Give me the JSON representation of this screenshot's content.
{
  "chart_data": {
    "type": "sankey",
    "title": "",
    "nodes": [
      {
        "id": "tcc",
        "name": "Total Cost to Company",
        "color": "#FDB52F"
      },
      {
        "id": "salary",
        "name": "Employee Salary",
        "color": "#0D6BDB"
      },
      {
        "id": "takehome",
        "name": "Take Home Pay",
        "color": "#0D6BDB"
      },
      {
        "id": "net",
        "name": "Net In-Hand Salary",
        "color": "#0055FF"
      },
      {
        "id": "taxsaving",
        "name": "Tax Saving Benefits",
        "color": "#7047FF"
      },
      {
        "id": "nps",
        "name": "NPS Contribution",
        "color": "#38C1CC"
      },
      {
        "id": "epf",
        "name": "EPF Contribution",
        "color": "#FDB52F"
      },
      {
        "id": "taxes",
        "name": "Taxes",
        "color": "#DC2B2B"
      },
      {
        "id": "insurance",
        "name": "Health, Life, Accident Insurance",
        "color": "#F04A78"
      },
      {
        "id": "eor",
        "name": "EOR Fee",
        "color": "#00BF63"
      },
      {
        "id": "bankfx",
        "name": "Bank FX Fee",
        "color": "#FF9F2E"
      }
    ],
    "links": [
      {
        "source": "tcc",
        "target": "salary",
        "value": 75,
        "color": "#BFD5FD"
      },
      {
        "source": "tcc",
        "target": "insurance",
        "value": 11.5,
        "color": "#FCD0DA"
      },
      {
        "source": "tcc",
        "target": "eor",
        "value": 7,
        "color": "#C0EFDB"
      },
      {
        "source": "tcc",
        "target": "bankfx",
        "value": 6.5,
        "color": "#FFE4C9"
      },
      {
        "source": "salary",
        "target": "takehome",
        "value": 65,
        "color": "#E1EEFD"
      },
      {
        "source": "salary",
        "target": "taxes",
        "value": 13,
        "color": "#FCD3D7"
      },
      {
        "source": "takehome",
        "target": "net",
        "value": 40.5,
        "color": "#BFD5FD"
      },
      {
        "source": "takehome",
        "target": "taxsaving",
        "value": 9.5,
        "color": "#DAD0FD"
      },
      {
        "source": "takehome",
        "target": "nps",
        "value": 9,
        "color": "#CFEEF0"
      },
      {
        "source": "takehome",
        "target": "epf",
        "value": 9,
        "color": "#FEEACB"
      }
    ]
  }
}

----

The records above should be restated word for word, please.

Give me the JSON representation of this screenshot's content.
{
  "chart_data": {
    "type": "sankey",
    "title": "",
    "nodes": [
      {
        "id": "tcc",
        "name": "Total Cost to Company",
        "color": "#FDB52F"
      },
      {
        "id": "salary",
        "name": "Employee Salary",
        "color": "#0D6BDB"
      },
      {
        "id": "takehome",
        "name": "Take Home Pay",
        "color": "#0D6BDB"
      },
      {
        "id": "net",
        "name": "Net In-Hand Salary",
        "color": "#0055FF"
      },
      {
        "id": "taxsaving",
        "name": "Tax Saving Benefits",
        "color": "#7047FF"
      },
      {
        "id": "nps",
        "name": "NPS Contribution",
        "color": "#38C1CC"
      },
      {
        "id": "epf",
        "name": "EPF Contribution",
        "color": "#FDB52F"
      },
      {
        "id": "taxes",
        "name": "Taxes",
        "color": "#DC2B2B"
      },
      {
        "id": "insurance",
        "name": "Health, Life, Accident Insurance",
        "color": "#F04A78"
      },
      {
        "id": "eor",
        "name": "EOR Fee",
        "color": "#00BF63"
      },
      {
        "id": "bankfx",
        "name": "Bank FX Fee",
        "color": "#FF9F2E"
      }
    ],
    "links": [
      {
        "source": "tcc",
        "target": "salary",
        "value": 75,
        "color": "#BFD5FD"
      },
      {
        "source": "tcc",
        "target": "insurance",
        "value": 11.5,
        "color": "#FCD0DA"
      },
      {
        "source": "tcc",
        "target": "eor",
        "value": 7,
        "color": "#C0EFDB"
      },
      {
        "source": "tcc",
        "target": "bankfx",
        "value": 6.5,
        "color": "#FFE4C9"
      },
      {
        "source": "salary",
        "target": "takehome",
        "value": 65,
        "color": "#E1EEFD"
      },
      {
        "source": "salary",
        "target": "taxes",
        "value": 13,
        "color": "#FCD3D7"
      },
      {
        "source": "takehome",
        "target": "net",
        "value": 40.5,
        "color": "#BFD5FD"
      },
      {
        "source": "takehome",
        "target": "taxsaving",
        "value": 9.5,
        "color": "#DAD0FD"
      },
      {
        "source": "takehome",
        "target": "nps",
        "value": 9,
        "color": "#CFEEF0"
      },
      {
        "source": "takehome",
        "target": "epf",
        "value": 9,
        "color": "#FEEACB"
      }
    ]
  }
}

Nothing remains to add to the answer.